TASK STATEMENT — Pick every line from the data that holds the word "name".

ITEMS —
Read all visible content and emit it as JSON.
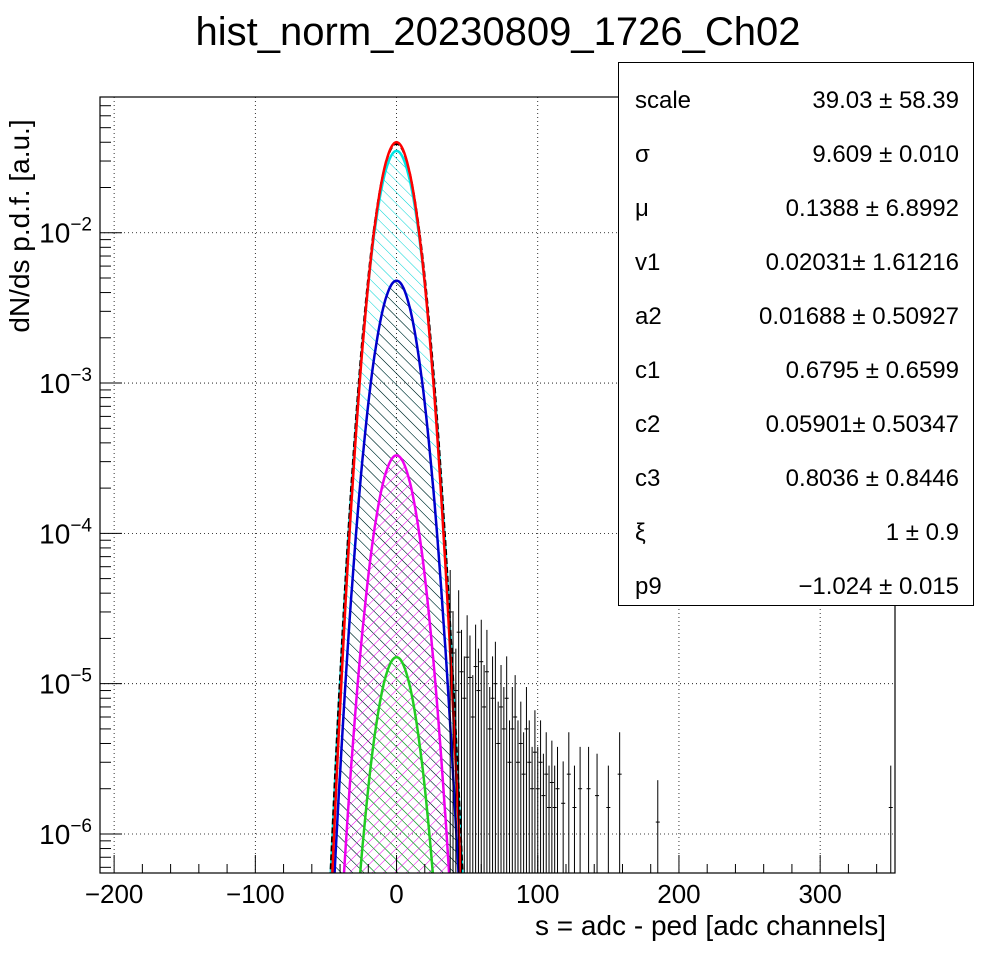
{
  "chart_data": {
    "type": "line",
    "title": "hist_norm_20230809_1726_Ch02",
    "xlabel": "s = adc - ped [adc channels]",
    "ylabel": "dN/ds p.d.f. [a.u.]",
    "xlim": [
      -210,
      353
    ],
    "ylim": [
      5.5e-07,
      0.08
    ],
    "yscale": "log",
    "grid": true,
    "x_ticks": [
      -200,
      -100,
      0,
      100,
      200,
      300
    ],
    "x_tick_labels": [
      "−200",
      "−100",
      "0",
      "100",
      "200",
      "300"
    ],
    "y_ticks": [
      {
        "value": 1e-06,
        "base": "10",
        "exp": "−6"
      },
      {
        "value": 1e-05,
        "base": "10",
        "exp": "−5"
      },
      {
        "value": 0.0001,
        "base": "10",
        "exp": "−4"
      },
      {
        "value": 0.001,
        "base": "10",
        "exp": "−3"
      },
      {
        "value": 0.01,
        "base": "10",
        "exp": "−2"
      }
    ],
    "series": [
      {
        "color": "#ff0000",
        "mu": 0,
        "sigma": 9.609,
        "peak": 0.04,
        "style": "line"
      },
      {
        "color": "#00e5e5",
        "mu": 0,
        "sigma": 9.9,
        "peak": 0.035,
        "style": "hatch-fill"
      },
      {
        "color": "#0000cc",
        "mu": 0,
        "sigma": 10.3,
        "peak": 0.0048,
        "style": "hatch-fill"
      },
      {
        "color": "#ee00ee",
        "mu": 0,
        "sigma": 10.4,
        "peak": 0.00033,
        "style": "hatch-fill"
      },
      {
        "color": "#22cc22",
        "mu": 0,
        "sigma": 10.0,
        "peak": 1.5e-05,
        "style": "hatch-fill"
      }
    ],
    "tail_points": [
      [
        38,
        3e-05
      ],
      [
        40,
        1.6e-05
      ],
      [
        42,
        9e-06
      ],
      [
        44,
        2.2e-05
      ],
      [
        46,
        1.2e-05
      ],
      [
        48,
        8e-06
      ],
      [
        50,
        1.5e-05
      ],
      [
        52,
        1.1e-05
      ],
      [
        54,
        6e-06
      ],
      [
        56,
        1.3e-05
      ],
      [
        58,
        9e-06
      ],
      [
        60,
        1.4e-05
      ],
      [
        62,
        7e-06
      ],
      [
        64,
        1.2e-05
      ],
      [
        66,
        5e-06
      ],
      [
        68,
        8e-06
      ],
      [
        70,
        1e-05
      ],
      [
        72,
        4e-06
      ],
      [
        74,
        7e-06
      ],
      [
        76,
        5e-06
      ],
      [
        78,
        8e-06
      ],
      [
        80,
        3e-06
      ],
      [
        82,
        5e-06
      ],
      [
        84,
        6e-06
      ],
      [
        86,
        3e-06
      ],
      [
        88,
        4e-06
      ],
      [
        90,
        2.5e-06
      ],
      [
        92,
        5e-06
      ],
      [
        94,
        3e-06
      ],
      [
        96,
        2e-06
      ],
      [
        98,
        3.5e-06
      ],
      [
        100,
        2e-06
      ],
      [
        102,
        3e-06
      ],
      [
        104,
        1.8e-06
      ],
      [
        106,
        2.5e-06
      ],
      [
        108,
        1.5e-06
      ],
      [
        110,
        2.2e-06
      ],
      [
        112,
        1.5e-06
      ],
      [
        114,
        2e-06
      ],
      [
        118,
        1.6e-06
      ],
      [
        122,
        2.5e-06
      ],
      [
        126,
        1.5e-06
      ],
      [
        130,
        2e-06
      ],
      [
        136,
        2e-06
      ],
      [
        142,
        1.8e-06
      ],
      [
        150,
        1.5e-06
      ],
      [
        158,
        2.5e-06
      ],
      [
        185,
        1.2e-06
      ],
      [
        350,
        1.5e-06
      ]
    ]
  },
  "stats": [
    {
      "name": "scale",
      "value": "39.03 ± 58.39"
    },
    {
      "name": "σ",
      "value": "9.609 ± 0.010"
    },
    {
      "name": "μ",
      "value": "0.1388 ± 6.8992"
    },
    {
      "name": "v1",
      "value": "0.02031± 1.61216"
    },
    {
      "name": "a2",
      "value": "0.01688 ± 0.50927"
    },
    {
      "name": "c1",
      "value": "0.6795 ± 0.6599"
    },
    {
      "name": "c2",
      "value": "0.05901± 0.50347"
    },
    {
      "name": "c3",
      "value": "0.8036 ± 0.8446"
    },
    {
      "name": "ξ",
      "value": "1 ± 0.9"
    },
    {
      "name": "p9",
      "value": "−1.024 ± 0.015"
    }
  ]
}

SOLUTION —
      "name": "scale",
      "name": "σ",
      "name": "μ",
      "name": "v1",
      "name": "a2",
      "name": "c1",
      "name": "c2",
      "name": "c3",
      "name": "ξ",
      "name": "p9",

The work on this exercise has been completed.